═════ Input data ═════

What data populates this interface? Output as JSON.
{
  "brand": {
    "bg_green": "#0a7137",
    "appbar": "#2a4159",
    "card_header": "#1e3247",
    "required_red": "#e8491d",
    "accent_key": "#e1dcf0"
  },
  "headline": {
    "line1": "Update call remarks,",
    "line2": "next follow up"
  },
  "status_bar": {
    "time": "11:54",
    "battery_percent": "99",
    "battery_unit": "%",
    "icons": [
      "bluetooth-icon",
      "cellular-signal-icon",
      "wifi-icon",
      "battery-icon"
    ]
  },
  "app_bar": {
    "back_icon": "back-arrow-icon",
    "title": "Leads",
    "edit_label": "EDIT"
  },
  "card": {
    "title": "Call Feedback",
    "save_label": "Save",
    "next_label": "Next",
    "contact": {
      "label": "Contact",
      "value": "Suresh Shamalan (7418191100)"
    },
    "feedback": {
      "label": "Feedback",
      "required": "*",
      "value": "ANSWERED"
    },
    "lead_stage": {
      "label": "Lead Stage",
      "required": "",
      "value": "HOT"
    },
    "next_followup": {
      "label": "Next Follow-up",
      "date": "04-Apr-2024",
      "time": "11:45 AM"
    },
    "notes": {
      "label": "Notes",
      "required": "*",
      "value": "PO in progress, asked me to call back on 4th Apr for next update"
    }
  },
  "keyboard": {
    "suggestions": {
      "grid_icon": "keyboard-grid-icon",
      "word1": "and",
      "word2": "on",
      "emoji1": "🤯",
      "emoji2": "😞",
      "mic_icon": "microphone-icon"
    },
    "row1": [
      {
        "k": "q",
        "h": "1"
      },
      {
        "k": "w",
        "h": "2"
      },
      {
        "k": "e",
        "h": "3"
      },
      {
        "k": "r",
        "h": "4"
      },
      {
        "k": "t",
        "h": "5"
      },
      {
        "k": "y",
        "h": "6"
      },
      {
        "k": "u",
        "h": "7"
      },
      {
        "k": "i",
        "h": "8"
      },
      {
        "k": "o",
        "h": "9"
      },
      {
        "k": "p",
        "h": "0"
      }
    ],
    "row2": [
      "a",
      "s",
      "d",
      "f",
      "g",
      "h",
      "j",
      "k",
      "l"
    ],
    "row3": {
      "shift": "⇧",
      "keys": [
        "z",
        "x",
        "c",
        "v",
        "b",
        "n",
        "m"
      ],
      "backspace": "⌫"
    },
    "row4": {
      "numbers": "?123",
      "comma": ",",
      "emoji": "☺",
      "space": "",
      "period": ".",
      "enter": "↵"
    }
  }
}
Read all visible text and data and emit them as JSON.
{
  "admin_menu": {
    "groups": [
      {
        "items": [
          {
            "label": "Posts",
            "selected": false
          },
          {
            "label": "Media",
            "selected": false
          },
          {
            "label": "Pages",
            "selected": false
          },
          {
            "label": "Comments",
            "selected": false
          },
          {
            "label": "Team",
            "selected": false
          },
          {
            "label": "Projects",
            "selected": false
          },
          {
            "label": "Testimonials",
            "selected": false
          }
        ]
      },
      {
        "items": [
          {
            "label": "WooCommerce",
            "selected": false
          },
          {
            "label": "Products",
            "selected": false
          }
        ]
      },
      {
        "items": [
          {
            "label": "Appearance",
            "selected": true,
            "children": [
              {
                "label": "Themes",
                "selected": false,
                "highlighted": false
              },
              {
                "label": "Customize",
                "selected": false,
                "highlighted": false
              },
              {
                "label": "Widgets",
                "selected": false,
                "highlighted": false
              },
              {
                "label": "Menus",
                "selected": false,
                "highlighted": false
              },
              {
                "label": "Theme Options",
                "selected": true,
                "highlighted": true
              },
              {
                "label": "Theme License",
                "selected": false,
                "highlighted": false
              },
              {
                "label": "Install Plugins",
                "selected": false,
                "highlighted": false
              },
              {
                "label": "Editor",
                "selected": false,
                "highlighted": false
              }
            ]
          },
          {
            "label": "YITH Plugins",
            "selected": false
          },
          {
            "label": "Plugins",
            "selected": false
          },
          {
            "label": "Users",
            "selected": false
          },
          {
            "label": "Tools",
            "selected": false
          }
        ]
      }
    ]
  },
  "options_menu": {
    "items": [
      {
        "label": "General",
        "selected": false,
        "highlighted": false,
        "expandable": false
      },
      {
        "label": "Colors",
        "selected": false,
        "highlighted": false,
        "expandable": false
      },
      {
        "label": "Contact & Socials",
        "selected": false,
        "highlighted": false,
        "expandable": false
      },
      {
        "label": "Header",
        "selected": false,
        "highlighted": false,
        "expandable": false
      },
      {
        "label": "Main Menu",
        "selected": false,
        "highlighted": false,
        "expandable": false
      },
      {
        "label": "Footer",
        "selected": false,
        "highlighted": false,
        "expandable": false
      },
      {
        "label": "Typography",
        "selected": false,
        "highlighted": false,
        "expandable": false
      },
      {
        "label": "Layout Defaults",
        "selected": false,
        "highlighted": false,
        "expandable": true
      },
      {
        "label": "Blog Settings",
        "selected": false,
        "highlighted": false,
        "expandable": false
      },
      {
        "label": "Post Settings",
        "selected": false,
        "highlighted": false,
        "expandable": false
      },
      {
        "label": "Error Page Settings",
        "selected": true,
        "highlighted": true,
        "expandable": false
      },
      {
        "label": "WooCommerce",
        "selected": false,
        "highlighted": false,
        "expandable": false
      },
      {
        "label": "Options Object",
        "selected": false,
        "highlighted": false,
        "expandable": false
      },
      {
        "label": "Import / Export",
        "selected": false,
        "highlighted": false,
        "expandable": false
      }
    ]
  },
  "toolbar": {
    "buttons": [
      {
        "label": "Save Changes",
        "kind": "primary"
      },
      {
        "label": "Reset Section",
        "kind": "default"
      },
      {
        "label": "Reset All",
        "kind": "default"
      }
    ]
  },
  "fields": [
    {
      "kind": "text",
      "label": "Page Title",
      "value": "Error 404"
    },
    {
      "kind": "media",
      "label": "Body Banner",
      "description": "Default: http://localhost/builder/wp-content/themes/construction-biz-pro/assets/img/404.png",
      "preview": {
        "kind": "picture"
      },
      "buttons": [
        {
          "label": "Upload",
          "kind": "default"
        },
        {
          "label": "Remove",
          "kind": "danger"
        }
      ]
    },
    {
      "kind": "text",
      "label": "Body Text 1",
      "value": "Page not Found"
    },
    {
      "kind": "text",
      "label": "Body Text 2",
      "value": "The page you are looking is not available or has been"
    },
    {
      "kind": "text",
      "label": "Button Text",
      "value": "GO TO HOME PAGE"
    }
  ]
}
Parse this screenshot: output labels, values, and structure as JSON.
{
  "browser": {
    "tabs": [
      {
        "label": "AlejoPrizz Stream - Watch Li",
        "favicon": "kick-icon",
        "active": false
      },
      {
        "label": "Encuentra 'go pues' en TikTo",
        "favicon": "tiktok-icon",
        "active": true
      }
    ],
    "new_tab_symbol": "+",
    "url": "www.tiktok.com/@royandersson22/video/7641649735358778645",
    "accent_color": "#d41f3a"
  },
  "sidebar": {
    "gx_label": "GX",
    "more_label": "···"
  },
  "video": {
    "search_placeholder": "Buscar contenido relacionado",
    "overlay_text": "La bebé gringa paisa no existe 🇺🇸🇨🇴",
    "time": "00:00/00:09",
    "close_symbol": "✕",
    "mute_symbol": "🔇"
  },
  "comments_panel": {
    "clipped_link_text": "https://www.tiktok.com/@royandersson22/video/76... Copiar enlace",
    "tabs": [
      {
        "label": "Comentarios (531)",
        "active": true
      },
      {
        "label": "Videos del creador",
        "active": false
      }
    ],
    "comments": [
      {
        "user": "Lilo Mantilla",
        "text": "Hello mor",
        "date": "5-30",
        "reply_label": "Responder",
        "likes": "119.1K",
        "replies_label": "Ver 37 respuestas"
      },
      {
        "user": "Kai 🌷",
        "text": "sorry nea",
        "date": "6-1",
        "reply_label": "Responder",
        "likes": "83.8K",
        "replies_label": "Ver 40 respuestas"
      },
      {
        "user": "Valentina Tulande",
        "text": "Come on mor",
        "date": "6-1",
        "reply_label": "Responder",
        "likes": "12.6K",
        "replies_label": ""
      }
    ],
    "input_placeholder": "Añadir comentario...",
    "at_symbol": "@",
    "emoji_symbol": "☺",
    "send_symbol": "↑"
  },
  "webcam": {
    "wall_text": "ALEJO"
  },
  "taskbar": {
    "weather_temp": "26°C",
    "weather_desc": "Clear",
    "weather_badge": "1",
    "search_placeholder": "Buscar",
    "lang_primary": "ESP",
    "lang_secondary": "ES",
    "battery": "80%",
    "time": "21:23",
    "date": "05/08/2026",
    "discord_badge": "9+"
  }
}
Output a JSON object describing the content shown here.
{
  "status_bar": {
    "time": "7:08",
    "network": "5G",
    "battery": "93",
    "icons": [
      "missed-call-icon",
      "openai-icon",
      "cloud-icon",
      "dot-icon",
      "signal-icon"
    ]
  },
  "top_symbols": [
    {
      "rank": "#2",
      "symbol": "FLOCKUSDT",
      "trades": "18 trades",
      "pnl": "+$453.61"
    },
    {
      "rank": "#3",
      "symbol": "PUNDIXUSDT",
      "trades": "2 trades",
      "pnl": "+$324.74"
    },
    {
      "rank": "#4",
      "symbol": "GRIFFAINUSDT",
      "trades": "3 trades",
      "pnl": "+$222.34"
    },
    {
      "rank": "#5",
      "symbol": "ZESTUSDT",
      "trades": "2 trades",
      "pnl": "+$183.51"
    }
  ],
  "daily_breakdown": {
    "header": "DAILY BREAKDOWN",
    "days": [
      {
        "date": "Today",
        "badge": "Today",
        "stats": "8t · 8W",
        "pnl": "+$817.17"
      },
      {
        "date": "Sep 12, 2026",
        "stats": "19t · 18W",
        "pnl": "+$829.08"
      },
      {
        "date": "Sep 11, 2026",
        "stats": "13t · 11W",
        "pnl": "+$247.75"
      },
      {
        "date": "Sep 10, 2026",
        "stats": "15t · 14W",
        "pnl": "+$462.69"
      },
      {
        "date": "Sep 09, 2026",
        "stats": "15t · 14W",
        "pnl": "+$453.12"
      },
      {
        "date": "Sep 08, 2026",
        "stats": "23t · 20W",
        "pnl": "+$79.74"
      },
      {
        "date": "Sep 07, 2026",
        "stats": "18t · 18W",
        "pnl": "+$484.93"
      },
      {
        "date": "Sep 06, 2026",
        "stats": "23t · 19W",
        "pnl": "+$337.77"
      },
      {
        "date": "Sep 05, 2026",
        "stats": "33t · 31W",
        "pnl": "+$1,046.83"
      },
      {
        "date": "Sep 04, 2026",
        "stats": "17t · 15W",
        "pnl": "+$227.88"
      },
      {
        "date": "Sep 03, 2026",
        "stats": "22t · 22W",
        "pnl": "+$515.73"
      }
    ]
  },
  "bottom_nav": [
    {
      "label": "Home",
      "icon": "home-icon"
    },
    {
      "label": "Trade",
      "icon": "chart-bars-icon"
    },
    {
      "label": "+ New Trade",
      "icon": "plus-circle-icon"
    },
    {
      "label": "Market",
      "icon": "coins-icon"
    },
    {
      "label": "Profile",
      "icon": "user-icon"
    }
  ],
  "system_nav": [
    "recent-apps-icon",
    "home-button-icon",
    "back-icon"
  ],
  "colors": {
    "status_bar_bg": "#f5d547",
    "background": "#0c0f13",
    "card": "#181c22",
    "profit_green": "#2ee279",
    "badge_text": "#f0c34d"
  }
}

═════

**To be done**
Out of the material above, select every line that holds the string "trades".

**Output below**
      "trades": "18 trades",
      "trades": "2 trades",
      "trades": "3 trades",
      "trades": "2 trades",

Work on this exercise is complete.